EXERCISE AIM: Print all entries precisely as they are written.

RECORDS PROVIDED:
══════════════════════════════
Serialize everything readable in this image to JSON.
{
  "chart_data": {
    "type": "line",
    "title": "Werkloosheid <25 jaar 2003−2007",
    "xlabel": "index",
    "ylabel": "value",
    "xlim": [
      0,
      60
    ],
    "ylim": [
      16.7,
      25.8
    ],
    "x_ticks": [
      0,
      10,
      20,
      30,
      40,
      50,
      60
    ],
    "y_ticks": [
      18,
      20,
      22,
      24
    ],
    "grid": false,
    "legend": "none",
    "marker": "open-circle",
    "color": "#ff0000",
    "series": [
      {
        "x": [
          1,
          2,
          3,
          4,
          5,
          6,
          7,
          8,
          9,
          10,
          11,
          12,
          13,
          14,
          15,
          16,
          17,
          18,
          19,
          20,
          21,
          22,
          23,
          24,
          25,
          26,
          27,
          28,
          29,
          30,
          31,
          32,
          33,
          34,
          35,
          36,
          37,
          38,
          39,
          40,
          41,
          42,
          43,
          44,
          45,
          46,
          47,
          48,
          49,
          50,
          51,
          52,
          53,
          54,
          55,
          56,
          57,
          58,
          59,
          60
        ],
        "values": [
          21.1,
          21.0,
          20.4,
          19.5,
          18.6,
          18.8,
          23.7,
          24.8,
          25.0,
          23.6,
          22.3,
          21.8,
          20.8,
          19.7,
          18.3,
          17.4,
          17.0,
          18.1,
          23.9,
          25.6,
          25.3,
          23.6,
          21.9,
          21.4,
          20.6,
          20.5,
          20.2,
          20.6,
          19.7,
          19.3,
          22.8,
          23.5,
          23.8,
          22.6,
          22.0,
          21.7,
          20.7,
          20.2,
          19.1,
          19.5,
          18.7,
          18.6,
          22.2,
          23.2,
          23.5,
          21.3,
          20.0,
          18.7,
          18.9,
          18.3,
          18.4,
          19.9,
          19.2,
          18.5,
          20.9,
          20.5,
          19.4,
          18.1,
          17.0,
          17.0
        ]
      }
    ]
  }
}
══════════════════════════════
WRITTEN RESPONSE:
Serialize everything readable in this image to JSON.
{
  "chart_data": {
    "type": "line",
    "title": "Werkloosheid <25 jaar 2003−2007",
    "xlabel": "index",
    "ylabel": "value",
    "xlim": [
      0,
      60
    ],
    "ylim": [
      16.7,
      25.8
    ],
    "x_ticks": [
      0,
      10,
      20,
      30,
      40,
      50,
      60
    ],
    "y_ticks": [
      18,
      20,
      22,
      24
    ],
    "grid": false,
    "legend": "none",
    "marker": "open-circle",
    "color": "#ff0000",
    "series": [
      {
        "x": [
          1,
          2,
          3,
          4,
          5,
          6,
          7,
          8,
          9,
          10,
          11,
          12,
          13,
          14,
          15,
          16,
          17,
          18,
          19,
          20,
          21,
          22,
          23,
          24,
          25,
          26,
          27,
          28,
          29,
          30,
          31,
          32,
          33,
          34,
          35,
          36,
          37,
          38,
          39,
          40,
          41,
          42,
          43,
          44,
          45,
          46,
          47,
          48,
          49,
          50,
          51,
          52,
          53,
          54,
          55,
          56,
          57,
          58,
          59,
          60
        ],
        "values": [
          21.1,
          21.0,
          20.4,
          19.5,
          18.6,
          18.8,
          23.7,
          24.8,
          25.0,
          23.6,
          22.3,
          21.8,
          20.8,
          19.7,
          18.3,
          17.4,
          17.0,
          18.1,
          23.9,
          25.6,
          25.3,
          23.6,
          21.9,
          21.4,
          20.6,
          20.5,
          20.2,
          20.6,
          19.7,
          19.3,
          22.8,
          23.5,
          23.8,
          22.6,
          22.0,
          21.7,
          20.7,
          20.2,
          19.1,
          19.5,
          18.7,
          18.6,
          22.2,
          23.2,
          23.5,
          21.3,
          20.0,
          18.7,
          18.9,
          18.3,
          18.4,
          19.9,
          19.2,
          18.5,
          20.9,
          20.5,
          19.4,
          18.1,
          17.0,
          17.0
        ]
      }
    ]
  }
}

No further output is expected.